That title sounds straight out of Jonathan Coulton's "Ikea" song for those unaware of the reference.

https://youtube.com/watch?v=IUPu_ipbVB0


I must say that I have never experienced this effect. We own many furniture items from IKEA but I’d sell them (and have sold) on the spot.

For me, the effect is somehow even reversed: I try to avoid IKEA as hard as I can because I feel assembling the items is not the worth the time.


I don't really understand how relevant the first picture 'Building a bicycle' is, which seems to be two young men, cutting up a bicycle frame with an electric jigsaw?

EDIT: I see, there has been some silliness in adding pictures here in the history


I certainly understand this in situations where you've done some significant work or build the thing from scratch, but I'm surprised to learn such a thing would take root with following the instructions to assemble furniture.

• Raw data
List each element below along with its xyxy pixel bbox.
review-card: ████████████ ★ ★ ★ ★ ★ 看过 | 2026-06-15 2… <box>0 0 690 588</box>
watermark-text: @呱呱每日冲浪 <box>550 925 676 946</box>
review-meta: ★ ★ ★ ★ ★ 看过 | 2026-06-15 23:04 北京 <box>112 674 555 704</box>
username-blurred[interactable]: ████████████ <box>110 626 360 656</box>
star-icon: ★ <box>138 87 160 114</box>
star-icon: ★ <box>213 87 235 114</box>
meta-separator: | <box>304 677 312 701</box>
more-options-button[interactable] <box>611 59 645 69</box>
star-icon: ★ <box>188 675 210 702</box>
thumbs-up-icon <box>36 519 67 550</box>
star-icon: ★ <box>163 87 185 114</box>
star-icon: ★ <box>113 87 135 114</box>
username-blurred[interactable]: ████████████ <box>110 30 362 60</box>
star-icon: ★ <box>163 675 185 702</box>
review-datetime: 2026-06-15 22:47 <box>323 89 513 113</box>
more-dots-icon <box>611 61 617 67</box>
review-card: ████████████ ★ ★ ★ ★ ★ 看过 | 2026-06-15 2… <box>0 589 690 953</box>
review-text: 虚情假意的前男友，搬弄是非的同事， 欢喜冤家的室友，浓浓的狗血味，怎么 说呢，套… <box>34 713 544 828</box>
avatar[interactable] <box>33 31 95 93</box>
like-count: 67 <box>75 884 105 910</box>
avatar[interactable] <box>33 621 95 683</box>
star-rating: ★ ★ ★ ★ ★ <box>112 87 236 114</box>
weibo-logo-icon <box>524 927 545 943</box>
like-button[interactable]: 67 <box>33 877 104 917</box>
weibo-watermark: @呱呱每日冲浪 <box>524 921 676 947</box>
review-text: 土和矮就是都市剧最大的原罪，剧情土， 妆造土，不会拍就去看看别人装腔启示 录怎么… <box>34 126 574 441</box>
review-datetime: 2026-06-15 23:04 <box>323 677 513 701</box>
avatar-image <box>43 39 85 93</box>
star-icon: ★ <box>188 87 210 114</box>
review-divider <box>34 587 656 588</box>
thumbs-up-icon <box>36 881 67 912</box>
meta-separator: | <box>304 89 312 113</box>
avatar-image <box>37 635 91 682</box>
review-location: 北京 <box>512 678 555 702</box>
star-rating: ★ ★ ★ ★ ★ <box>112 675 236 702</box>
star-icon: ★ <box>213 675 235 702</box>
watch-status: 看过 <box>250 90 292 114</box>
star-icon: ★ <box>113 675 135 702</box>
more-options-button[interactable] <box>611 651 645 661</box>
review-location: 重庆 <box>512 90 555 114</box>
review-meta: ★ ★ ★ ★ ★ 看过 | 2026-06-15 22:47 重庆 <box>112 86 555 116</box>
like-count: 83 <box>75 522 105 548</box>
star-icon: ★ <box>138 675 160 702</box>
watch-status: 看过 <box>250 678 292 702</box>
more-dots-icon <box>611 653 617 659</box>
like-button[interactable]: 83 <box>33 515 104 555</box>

• Things to do
(a) In the IKEA comments, why does one writer try to stay away from IKEA?
(b) According to the IKEA comments, what does the first picture, "Building a bicycle," show? List each thing it includes.
(c) Pick up the IKEA comments after their last sentence and keep them going.

• Answers given
(a) The writer feels that putting the furniture together isn't worth the time it takes.

(b)
- two young men
- a bicycle frame
- an electric jigsaw

(c)
I'd add another reason: the pleasure of crafting and learning. LEGO for adults.


When I was a kid, the only thing I liked about LEGO was the fact that I didn't have to follow the instructions.

So I could turn the boring police station into a spaceship.

And the fire station into another spaceship.

And the indigo tropical island set into an alien world.

Then medical building, the random pirate lair, the galleon and the random 18th century fort into a pirate spaceship.

And then I'd dismantle the lot and make a gigantic mega-spaceship, with a diverse crew of police officers, pirates, Imperial British soldiers, island tribespeople, and firemen.

---------

Fast-forward to today: I assemble the IKEA furniture my partner wants, but I can't exactly get creative with it.

Oh, and since I'm commenting now, I will add that I also feel no attachment to the IKEA crap I assemble and the eponymous "effect" probably does exist, but should have been named differently.


You can still get creative with it by mixing other IKEA parts together! Check out the projects here: https://www.ikeahackers.net/


> Oh, and since I'm commenting now, I will add that I also feel no attachment to the IKEA crap I assemble and the eponymous "effect" probably does exist, but should have been named differently.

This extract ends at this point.